Records from a collection of figures
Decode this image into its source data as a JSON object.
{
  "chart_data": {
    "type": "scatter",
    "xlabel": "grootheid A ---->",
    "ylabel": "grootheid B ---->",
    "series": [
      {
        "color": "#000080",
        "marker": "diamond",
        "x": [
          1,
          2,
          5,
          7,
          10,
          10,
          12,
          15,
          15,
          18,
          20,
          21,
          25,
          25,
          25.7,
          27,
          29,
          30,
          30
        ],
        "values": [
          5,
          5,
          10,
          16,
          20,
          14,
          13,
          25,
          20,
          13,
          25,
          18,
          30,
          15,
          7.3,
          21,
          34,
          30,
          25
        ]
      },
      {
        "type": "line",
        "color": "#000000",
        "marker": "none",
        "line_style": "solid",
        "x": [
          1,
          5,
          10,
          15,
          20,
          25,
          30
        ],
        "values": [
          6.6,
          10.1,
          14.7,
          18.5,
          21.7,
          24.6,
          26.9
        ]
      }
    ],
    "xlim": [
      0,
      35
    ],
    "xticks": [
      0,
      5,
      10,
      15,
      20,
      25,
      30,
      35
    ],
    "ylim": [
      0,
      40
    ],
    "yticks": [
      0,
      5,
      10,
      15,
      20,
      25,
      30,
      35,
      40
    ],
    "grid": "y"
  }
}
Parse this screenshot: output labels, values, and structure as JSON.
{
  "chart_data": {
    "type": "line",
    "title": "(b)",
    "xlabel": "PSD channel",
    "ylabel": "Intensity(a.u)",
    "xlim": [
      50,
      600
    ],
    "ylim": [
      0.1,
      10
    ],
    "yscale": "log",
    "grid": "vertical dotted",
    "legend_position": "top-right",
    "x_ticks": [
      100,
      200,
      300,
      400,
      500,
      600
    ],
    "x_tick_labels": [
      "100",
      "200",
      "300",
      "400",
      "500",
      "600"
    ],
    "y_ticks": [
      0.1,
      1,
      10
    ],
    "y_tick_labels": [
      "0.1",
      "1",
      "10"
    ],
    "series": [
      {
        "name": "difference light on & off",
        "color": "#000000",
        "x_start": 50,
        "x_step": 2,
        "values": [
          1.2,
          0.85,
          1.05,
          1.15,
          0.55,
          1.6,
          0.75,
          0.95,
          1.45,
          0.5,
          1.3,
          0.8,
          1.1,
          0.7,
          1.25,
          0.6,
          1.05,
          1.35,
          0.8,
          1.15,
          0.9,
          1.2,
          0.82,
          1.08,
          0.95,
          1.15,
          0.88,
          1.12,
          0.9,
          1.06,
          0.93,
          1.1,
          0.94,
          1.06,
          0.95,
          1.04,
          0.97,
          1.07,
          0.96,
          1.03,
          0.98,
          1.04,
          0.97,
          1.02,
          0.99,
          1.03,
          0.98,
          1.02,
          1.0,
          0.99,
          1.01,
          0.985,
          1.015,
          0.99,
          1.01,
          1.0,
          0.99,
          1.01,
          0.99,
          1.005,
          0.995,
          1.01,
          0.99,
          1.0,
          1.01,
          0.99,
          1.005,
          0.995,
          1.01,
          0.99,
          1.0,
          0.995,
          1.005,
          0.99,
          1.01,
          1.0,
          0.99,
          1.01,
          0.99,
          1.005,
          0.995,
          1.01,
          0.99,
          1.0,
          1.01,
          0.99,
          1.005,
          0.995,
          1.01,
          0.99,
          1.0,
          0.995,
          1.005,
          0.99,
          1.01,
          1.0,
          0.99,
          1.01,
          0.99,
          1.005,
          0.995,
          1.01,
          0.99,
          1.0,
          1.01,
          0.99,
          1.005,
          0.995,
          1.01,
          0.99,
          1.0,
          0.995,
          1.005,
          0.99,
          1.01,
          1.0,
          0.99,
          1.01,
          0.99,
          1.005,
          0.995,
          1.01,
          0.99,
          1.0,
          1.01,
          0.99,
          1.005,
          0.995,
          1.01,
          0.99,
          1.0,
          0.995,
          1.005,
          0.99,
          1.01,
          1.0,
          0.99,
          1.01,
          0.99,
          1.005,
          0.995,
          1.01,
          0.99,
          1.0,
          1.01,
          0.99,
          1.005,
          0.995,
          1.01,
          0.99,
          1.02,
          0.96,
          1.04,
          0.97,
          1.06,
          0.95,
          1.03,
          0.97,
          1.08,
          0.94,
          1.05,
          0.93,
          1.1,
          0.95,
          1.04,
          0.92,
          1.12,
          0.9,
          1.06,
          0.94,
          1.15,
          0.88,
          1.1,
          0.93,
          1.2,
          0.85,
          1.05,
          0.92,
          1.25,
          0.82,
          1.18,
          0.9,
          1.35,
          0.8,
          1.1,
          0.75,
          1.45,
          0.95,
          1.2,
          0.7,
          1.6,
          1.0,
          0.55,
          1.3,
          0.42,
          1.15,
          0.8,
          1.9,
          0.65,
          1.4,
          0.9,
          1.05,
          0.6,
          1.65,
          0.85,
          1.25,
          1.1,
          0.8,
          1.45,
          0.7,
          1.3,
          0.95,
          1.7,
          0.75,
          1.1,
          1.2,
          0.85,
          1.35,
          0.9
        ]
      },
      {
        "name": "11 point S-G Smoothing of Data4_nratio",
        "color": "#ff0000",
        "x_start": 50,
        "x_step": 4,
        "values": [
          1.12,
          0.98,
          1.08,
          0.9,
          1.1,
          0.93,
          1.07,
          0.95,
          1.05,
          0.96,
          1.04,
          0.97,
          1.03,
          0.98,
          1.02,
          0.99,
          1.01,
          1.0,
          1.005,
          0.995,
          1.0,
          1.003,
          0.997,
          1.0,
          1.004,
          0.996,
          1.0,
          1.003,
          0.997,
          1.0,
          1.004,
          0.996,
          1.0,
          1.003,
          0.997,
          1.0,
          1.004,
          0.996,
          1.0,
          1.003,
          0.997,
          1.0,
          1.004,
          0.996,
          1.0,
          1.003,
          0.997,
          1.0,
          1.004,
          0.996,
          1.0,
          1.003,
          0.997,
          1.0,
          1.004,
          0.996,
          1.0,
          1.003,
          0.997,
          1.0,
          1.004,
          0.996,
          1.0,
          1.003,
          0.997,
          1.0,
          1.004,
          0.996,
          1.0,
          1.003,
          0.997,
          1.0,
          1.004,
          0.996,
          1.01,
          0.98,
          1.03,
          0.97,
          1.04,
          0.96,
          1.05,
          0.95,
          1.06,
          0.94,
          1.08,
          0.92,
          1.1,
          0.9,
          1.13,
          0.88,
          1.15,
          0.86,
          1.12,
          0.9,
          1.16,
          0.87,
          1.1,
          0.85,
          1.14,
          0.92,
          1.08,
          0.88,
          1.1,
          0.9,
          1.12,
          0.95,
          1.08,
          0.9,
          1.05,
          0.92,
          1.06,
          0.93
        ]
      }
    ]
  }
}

### What you are asked to do
Check each line above for the string "xlabel", then copy the ones that have it.

### Solution to the problem
    "xlabel": "grootheid A ---->",
    "xlabel": "PSD channel",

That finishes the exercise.